[Exercise brief] Give back every record precisely.

[Material provided]

────────────────────────────────────────

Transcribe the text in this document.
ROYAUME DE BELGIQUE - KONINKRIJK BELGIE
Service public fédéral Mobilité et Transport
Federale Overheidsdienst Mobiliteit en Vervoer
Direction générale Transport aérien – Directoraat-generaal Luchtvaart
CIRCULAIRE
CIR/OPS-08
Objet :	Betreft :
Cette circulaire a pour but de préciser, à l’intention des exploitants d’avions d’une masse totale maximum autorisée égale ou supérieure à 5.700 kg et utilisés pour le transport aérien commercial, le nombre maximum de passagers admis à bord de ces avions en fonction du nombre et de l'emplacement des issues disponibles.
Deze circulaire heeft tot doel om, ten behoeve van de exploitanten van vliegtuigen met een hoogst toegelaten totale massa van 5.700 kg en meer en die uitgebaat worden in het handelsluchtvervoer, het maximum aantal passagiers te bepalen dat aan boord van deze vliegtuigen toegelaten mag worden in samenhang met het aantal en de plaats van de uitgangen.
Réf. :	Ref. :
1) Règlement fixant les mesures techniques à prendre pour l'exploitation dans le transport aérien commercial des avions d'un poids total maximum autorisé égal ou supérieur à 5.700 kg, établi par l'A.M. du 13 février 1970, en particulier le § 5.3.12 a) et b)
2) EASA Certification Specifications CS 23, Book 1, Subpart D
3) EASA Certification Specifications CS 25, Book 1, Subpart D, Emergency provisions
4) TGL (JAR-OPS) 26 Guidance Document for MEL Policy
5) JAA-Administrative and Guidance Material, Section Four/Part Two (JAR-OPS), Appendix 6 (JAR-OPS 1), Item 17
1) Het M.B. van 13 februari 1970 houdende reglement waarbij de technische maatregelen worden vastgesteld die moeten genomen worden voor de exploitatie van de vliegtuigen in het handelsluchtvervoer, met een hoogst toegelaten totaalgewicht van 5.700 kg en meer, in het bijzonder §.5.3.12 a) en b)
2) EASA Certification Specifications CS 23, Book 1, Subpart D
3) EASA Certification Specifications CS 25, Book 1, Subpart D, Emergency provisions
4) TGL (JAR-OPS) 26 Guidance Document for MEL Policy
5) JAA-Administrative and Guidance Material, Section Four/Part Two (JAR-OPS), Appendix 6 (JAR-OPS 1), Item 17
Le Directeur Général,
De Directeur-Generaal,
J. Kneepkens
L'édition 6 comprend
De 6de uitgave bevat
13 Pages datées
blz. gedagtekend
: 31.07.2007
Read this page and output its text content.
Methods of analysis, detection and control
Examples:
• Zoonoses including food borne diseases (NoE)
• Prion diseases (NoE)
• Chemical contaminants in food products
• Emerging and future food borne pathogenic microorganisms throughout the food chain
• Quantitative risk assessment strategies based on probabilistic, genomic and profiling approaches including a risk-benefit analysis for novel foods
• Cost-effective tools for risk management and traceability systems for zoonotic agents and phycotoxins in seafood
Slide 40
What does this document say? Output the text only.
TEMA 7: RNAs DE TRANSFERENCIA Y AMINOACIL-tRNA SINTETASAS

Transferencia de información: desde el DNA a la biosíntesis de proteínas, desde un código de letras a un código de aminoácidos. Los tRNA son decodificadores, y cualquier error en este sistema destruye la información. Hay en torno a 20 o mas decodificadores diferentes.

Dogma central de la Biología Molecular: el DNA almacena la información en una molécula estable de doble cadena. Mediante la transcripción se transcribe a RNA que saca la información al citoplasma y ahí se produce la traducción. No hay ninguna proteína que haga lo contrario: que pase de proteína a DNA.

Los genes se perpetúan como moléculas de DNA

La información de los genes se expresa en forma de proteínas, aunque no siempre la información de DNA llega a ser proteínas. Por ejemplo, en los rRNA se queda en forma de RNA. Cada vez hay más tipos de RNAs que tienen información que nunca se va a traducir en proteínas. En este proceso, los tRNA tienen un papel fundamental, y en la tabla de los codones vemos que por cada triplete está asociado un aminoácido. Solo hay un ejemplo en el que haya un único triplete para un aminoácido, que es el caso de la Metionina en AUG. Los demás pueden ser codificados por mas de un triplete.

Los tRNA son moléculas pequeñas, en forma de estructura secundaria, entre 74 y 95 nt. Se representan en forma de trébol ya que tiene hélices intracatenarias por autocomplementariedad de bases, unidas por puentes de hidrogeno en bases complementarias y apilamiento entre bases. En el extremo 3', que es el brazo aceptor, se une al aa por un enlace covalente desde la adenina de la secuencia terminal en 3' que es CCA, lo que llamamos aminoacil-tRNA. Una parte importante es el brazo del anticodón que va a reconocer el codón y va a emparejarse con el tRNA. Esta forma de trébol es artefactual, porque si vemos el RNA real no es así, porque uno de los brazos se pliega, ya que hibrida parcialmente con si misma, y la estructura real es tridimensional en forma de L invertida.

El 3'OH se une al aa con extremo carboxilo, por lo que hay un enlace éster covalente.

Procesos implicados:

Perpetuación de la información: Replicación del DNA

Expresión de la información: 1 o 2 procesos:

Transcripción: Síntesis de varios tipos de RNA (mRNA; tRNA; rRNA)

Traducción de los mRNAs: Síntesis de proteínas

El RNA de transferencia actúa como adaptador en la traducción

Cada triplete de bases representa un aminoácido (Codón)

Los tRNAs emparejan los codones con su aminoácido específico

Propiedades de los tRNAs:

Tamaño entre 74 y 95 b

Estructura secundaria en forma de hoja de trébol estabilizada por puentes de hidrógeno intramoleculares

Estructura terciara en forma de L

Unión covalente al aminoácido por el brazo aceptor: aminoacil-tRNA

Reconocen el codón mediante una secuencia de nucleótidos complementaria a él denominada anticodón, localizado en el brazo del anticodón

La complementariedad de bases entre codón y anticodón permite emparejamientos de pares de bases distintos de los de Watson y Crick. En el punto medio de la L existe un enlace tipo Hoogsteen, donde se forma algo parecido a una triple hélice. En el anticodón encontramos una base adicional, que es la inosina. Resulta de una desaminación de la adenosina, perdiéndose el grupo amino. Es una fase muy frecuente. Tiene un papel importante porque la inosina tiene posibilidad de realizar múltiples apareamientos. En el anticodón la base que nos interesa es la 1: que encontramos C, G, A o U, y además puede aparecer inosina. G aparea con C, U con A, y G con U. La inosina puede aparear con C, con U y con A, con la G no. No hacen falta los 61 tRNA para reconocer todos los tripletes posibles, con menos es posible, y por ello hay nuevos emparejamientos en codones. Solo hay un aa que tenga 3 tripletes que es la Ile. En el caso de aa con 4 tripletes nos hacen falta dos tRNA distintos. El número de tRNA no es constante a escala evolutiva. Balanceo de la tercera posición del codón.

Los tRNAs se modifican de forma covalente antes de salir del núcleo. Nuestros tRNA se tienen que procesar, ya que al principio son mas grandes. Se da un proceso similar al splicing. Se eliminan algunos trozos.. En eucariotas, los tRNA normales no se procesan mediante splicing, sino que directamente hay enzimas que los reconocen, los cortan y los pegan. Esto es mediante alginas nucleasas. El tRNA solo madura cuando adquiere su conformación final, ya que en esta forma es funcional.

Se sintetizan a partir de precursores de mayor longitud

────────────────────────────────────────

[Answer section]
Transcribe the text in this document.
ROYAUME DE BELGIQUE - KONINKRIJK BELGIE
Service public fédéral Mobilité et Transport
Federale Overheidsdienst Mobiliteit en Vervoer
Direction générale Transport aérien – Directoraat-generaal Luchtvaart
CIRCULAIRE
CIR/OPS-08
Objet :	Betreft :
Cette circulaire a pour but de préciser, à l’intention des exploitants d’avions d’une masse totale maximum autorisée égale ou supérieure à 5.700 kg et utilisés pour le transport aérien commercial, le nombre maximum de passagers admis à bord de ces avions en fonction du nombre et de l'emplacement des issues disponibles.
Deze circulaire heeft tot doel om, ten behoeve van de exploitanten van vliegtuigen met een hoogst toegelaten totale massa van 5.700 kg en meer en die uitgebaat worden in het handelsluchtvervoer, het maximum aantal passagiers te bepalen dat aan boord van deze vliegtuigen toegelaten mag worden in samenhang met het aantal en de plaats van de uitgangen.
Réf. :	Ref. :
1) Règlement fixant les mesures techniques à prendre pour l'exploitation dans le transport aérien commercial des avions d'un poids total maximum autorisé égal ou supérieur à 5.700 kg, établi par l'A.M. du 13 février 1970, en particulier le § 5.3.12 a) et b)
2) EASA Certification Specifications CS 23, Book 1, Subpart D
3) EASA Certification Specifications CS 25, Book 1, Subpart D, Emergency provisions
4) TGL (JAR-OPS) 26 Guidance Document for MEL Policy
5) JAA-Administrative and Guidance Material, Section Four/Part Two (JAR-OPS), Appendix 6 (JAR-OPS 1), Item 17
1) Het M.B. van 13 februari 1970 houdende reglement waarbij de technische maatregelen worden vastgesteld die moeten genomen worden voor de exploitatie van de vliegtuigen in het handelsluchtvervoer, met een hoogst toegelaten totaalgewicht van 5.700 kg en meer, in het bijzonder §.5.3.12 a) en b)
2) EASA Certification Specifications CS 23, Book 1, Subpart D
3) EASA Certification Specifications CS 25, Book 1, Subpart D, Emergency provisions
4) TGL (JAR-OPS) 26 Guidance Document for MEL Policy
5) JAA-Administrative and Guidance Material, Section Four/Part Two (JAR-OPS), Appendix 6 (JAR-OPS 1), Item 17
Le Directeur Général,
De Directeur-Generaal,
J. Kneepkens
L'édition 6 comprend
De 6de uitgave bevat
13 Pages datées
blz. gedagtekend
: 31.07.2007
Read this page and output its text content.
Methods of analysis, detection and control
Examples:
• Zoonoses including food borne diseases (NoE)
• Prion diseases (NoE)
• Chemical contaminants in food products
• Emerging and future food borne pathogenic microorganisms throughout the food chain
• Quantitative risk assessment strategies based on probabilistic, genomic and profiling approaches including a risk-benefit analysis for novel foods
• Cost-effective tools for risk management and traceability systems for zoonotic agents and phycotoxins in seafood
Slide 40
What does this document say? Output the text only.
TEMA 7: RNAs DE TRANSFERENCIA Y AMINOACIL-tRNA SINTETASAS

Transferencia de información: desde el DNA a la biosíntesis de proteínas, desde un código de letras a un código de aminoácidos. Los tRNA son decodificadores, y cualquier error en este sistema destruye la información. Hay en torno a 20 o mas decodificadores diferentes.

Dogma central de la Biología Molecular: el DNA almacena la información en una molécula estable de doble cadena. Mediante la transcripción se transcribe a RNA que saca la información al citoplasma y ahí se produce la traducción. No hay ninguna proteína que haga lo contrario: que pase de proteína a DNA.

Los genes se perpetúan como moléculas de DNA

La información de los genes se expresa en forma de proteínas, aunque no siempre la información de DNA llega a ser proteínas. Por ejemplo, en los rRNA se queda en forma de RNA. Cada vez hay más tipos de RNAs que tienen información que nunca se va a traducir en proteínas. En este proceso, los tRNA tienen un papel fundamental, y en la tabla de los codones vemos que por cada triplete está asociado un aminoácido. Solo hay un ejemplo en el que haya un único triplete para un aminoácido, que es el caso de la Metionina en AUG. Los demás pueden ser codificados por mas de un triplete.

Los tRNA son moléculas pequeñas, en forma de estructura secundaria, entre 74 y 95 nt. Se representan en forma de trébol ya que tiene hélices intracatenarias por autocomplementariedad de bases, unidas por puentes de hidrogeno en bases complementarias y apilamiento entre bases. En el extremo 3', que es el brazo aceptor, se une al aa por un enlace covalente desde la adenina de la secuencia terminal en 3' que es CCA, lo que llamamos aminoacil-tRNA. Una parte importante es el brazo del anticodón que va a reconocer el codón y va a emparejarse con el tRNA. Esta forma de trébol es artefactual, porque si vemos el RNA real no es así, porque uno de los brazos se pliega, ya que hibrida parcialmente con si misma, y la estructura real es tridimensional en forma de L invertida.

El 3'OH se une al aa con extremo carboxilo, por lo que hay un enlace éster covalente.

Procesos implicados:

Perpetuación de la información: Replicación del DNA

Expresión de la información: 1 o 2 procesos:

Transcripción: Síntesis de varios tipos de RNA (mRNA; tRNA; rRNA)

Traducción de los mRNAs: Síntesis de proteínas

El RNA de transferencia actúa como adaptador en la traducción

Cada triplete de bases representa un aminoácido (Codón)

Los tRNAs emparejan los codones con su aminoácido específico

Propiedades de los tRNAs:

Tamaño entre 74 y 95 b

Estructura secundaria en forma de hoja de trébol estabilizada por puentes de hidrógeno intramoleculares

Estructura terciara en forma de L

Unión covalente al aminoácido por el brazo aceptor: aminoacil-tRNA

Reconocen el codón mediante una secuencia de nucleótidos complementaria a él denominada anticodón, localizado en el brazo del anticodón

La complementariedad de bases entre codón y anticodón permite emparejamientos de pares de bases distintos de los de Watson y Crick. En el punto medio de la L existe un enlace tipo Hoogsteen, donde se forma algo parecido a una triple hélice. En el anticodón encontramos una base adicional, que es la inosina. Resulta de una desaminación de la adenosina, perdiéndose el grupo amino. Es una fase muy frecuente. Tiene un papel importante porque la inosina tiene posibilidad de realizar múltiples apareamientos. En el anticodón la base que nos interesa es la 1: que encontramos C, G, A o U, y además puede aparecer inosina. G aparea con C, U con A, y G con U. La inosina puede aparear con C, con U y con A, con la G no. No hacen falta los 61 tRNA para reconocer todos los tripletes posibles, con menos es posible, y por ello hay nuevos emparejamientos en codones. Solo hay un aa que tenga 3 tripletes que es la Ile. En el caso de aa con 4 tripletes nos hacen falta dos tRNA distintos. El número de tRNA no es constante a escala evolutiva. Balanceo de la tercera posición del codón.

Los tRNAs se modifican de forma covalente antes de salir del núcleo. Nuestros tRNA se tienen que procesar, ya que al principio son mas grandes. Se da un proceso similar al splicing. Se eliminan algunos trozos.. En eucariotas, los tRNA normales no se procesan mediante splicing, sino que directamente hay enzimas que los reconocen, los cortan y los pegan. Esto es mediante alginas nucleasas. El tRNA solo madura cuando adquiere su conformación final, ya que en esta forma es funcional.

Se sintetizan a partir de precursores de mayor longitud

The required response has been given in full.